## Written exercise:
Every line of the records must be repeated exactly; pictures stay out.

## Items:

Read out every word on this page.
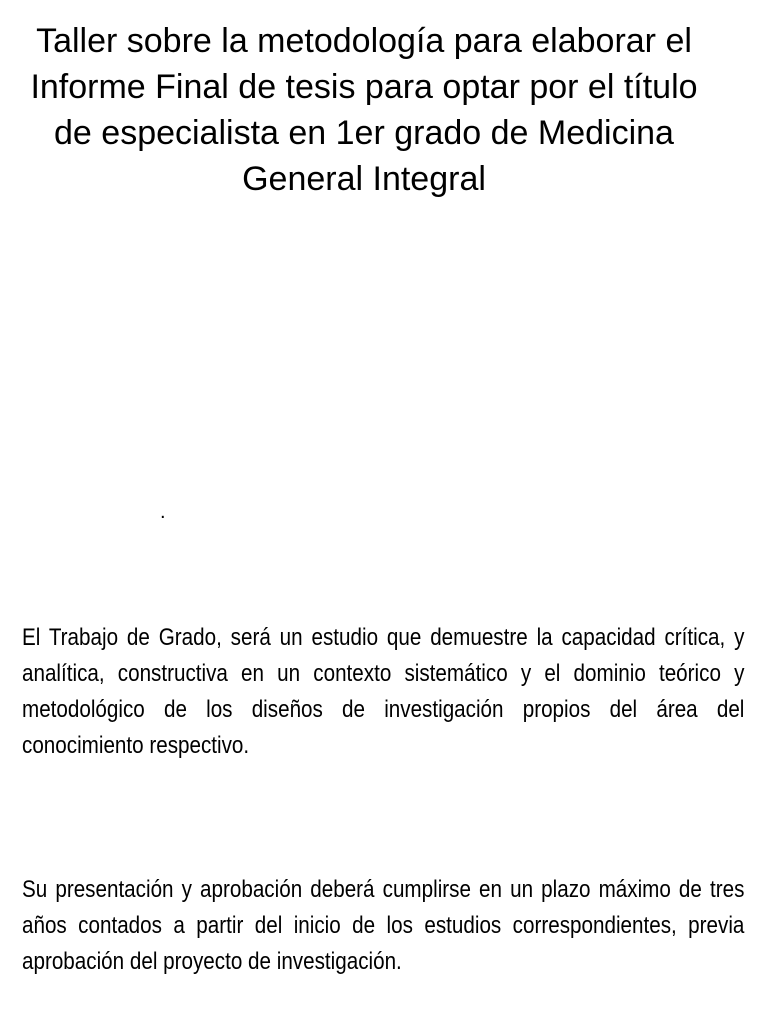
Taller sobre la metodología para elaborar el Informe Final de tesis para optar por el título de especialista en 1er grado de Medicina General Integral
.

El Trabajo de Grado, será un estudio que demuestre la capacidad crítica, y analítica, constructiva en un contexto sistemático y el dominio teórico y metodológico de los diseños de investigación propios del área del conocimiento respectivo.

Su presentación y aprobación deberá cumplirse en un plazo máximo de tres años contados a partir del inicio de los estudios correspondientes, previa aprobación del proyecto de investigación.
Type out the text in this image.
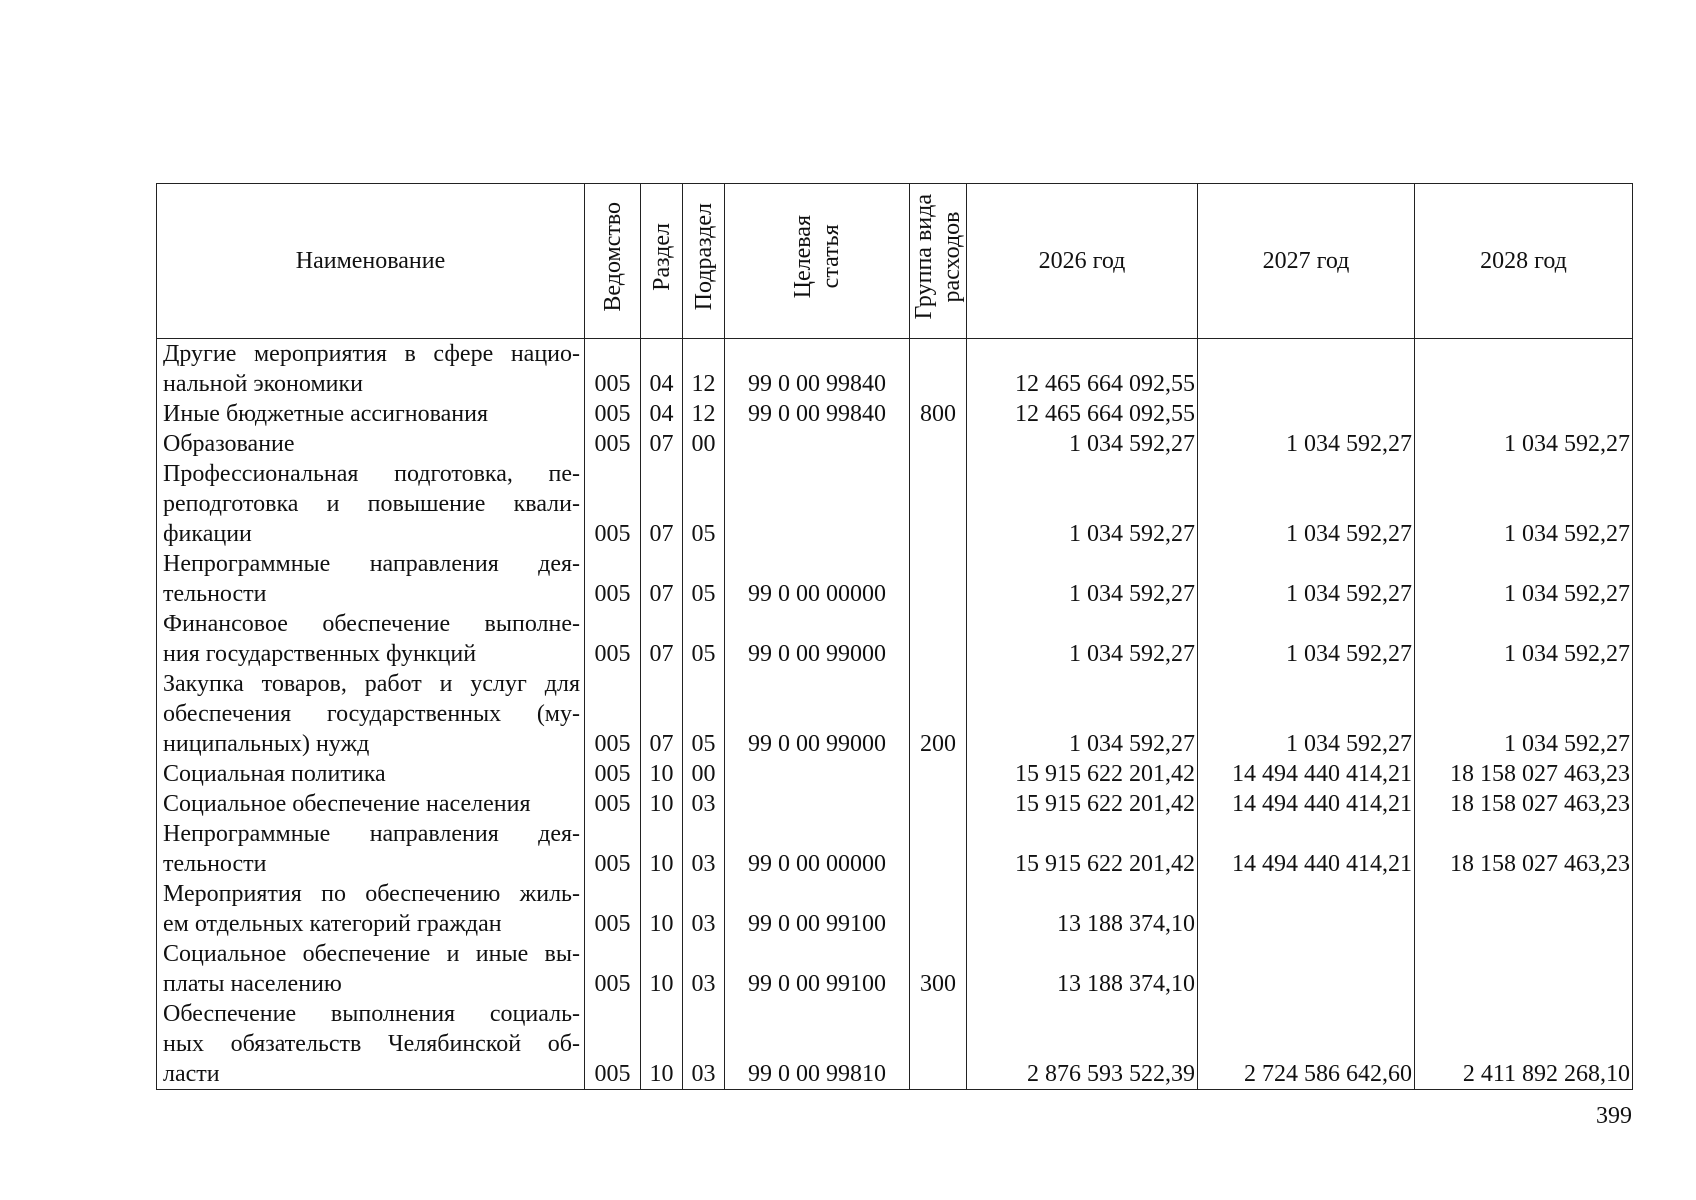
Наименование	Ведомство	Раздел	Подраздел	Целевая
статья	Группа вида
расходов	2026 год	2027 год	2028 год

Другие мероприятия в сфере нацио-
нальной экономики	005	04	12	99 0 00 99840		12 465 664 092,55		

Иные бюджетные ассигнования	005	04	12	99 0 00 99840	800	12 465 664 092,55		

Образование	005	07	00			1 034 592,27	1 034 592,27	1 034 592,27

Профессиональная подготовка, пе-
реподготовка и повышение квали-
фикации	005	07	05			1 034 592,27	1 034 592,27	1 034 592,27

Непрограммные направления дея-
тельности	005	07	05	99 0 00 00000		1 034 592,27	1 034 592,27	1 034 592,27

Финансовое обеспечение выполне-
ния государственных функций	005	07	05	99 0 00 99000		1 034 592,27	1 034 592,27	1 034 592,27

Закупка товаров, работ и услуг для
обеспечения государственных (му-
ниципальных) нужд	005	07	05	99 0 00 99000	200	1 034 592,27	1 034 592,27	1 034 592,27

Социальная политика	005	10	00			15 915 622 201,42	14 494 440 414,21	18 158 027 463,23

Социальное обеспечение населения	005	10	03			15 915 622 201,42	14 494 440 414,21	18 158 027 463,23

Непрограммные направления дея-
тельности	005	10	03	99 0 00 00000		15 915 622 201,42	14 494 440 414,21	18 158 027 463,23

Мероприятия по обеспечению жиль-
ем отдельных категорий граждан	005	10	03	99 0 00 99100		13 188 374,10		

Социальное обеспечение и иные вы-
платы населению	005	10	03	99 0 00 99100	300	13 188 374,10		

Обеспечение выполнения социаль-
ных обязательств Челябинской об-
ласти	005	10	03	99 0 00 99810		2 876 593 522,39	2 724 586 642,60	2 411 892 268,10
399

## Solved exercise:
Read out every word on this page.
Taller sobre la metodología para elaborar el Informe Final de tesis para optar por el título de especialista en 1er grado de Medicina General Integral
.

El Trabajo de Grado, será un estudio que demuestre la capacidad crítica, y analítica, constructiva en un contexto sistemático y el dominio teórico y metodológico de los diseños de investigación propios del área del conocimiento respectivo.

Su presentación y aprobación deberá cumplirse en un plazo máximo de tres años contados a partir del inicio de los estudios correspondientes, previa aprobación del proyecto de investigación.
Type out the text in this image.
Наименование	Ведомство	Раздел	Подраздел	Целевая
статья	Группа вида
расходов	2026 год	2027 год	2028 год

Другие мероприятия в сфере нацио-
нальной экономики	005	04	12	99 0 00 99840		12 465 664 092,55		

Иные бюджетные ассигнования	005	04	12	99 0 00 99840	800	12 465 664 092,55		

Образование	005	07	00			1 034 592,27	1 034 592,27	1 034 592,27

Профессиональная подготовка, пе-
реподготовка и повышение квали-
фикации	005	07	05			1 034 592,27	1 034 592,27	1 034 592,27

Непрограммные направления дея-
тельности	005	07	05	99 0 00 00000		1 034 592,27	1 034 592,27	1 034 592,27

Финансовое обеспечение выполне-
ния государственных функций	005	07	05	99 0 00 99000		1 034 592,27	1 034 592,27	1 034 592,27

Закупка товаров, работ и услуг для
обеспечения государственных (му-
ниципальных) нужд	005	07	05	99 0 00 99000	200	1 034 592,27	1 034 592,27	1 034 592,27

Социальная политика	005	10	00			15 915 622 201,42	14 494 440 414,21	18 158 027 463,23

Социальное обеспечение населения	005	10	03			15 915 622 201,42	14 494 440 414,21	18 158 027 463,23

Непрограммные направления дея-
тельности	005	10	03	99 0 00 00000		15 915 622 201,42	14 494 440 414,21	18 158 027 463,23

Мероприятия по обеспечению жиль-
ем отдельных категорий граждан	005	10	03	99 0 00 99100		13 188 374,10		

Социальное обеспечение и иные вы-
платы населению	005	10	03	99 0 00 99100	300	13 188 374,10		

Обеспечение выполнения социаль-
ных обязательств Челябинской об-
ласти	005	10	03	99 0 00 99810		2 876 593 522,39	2 724 586 642,60	2 411 892 268,10
399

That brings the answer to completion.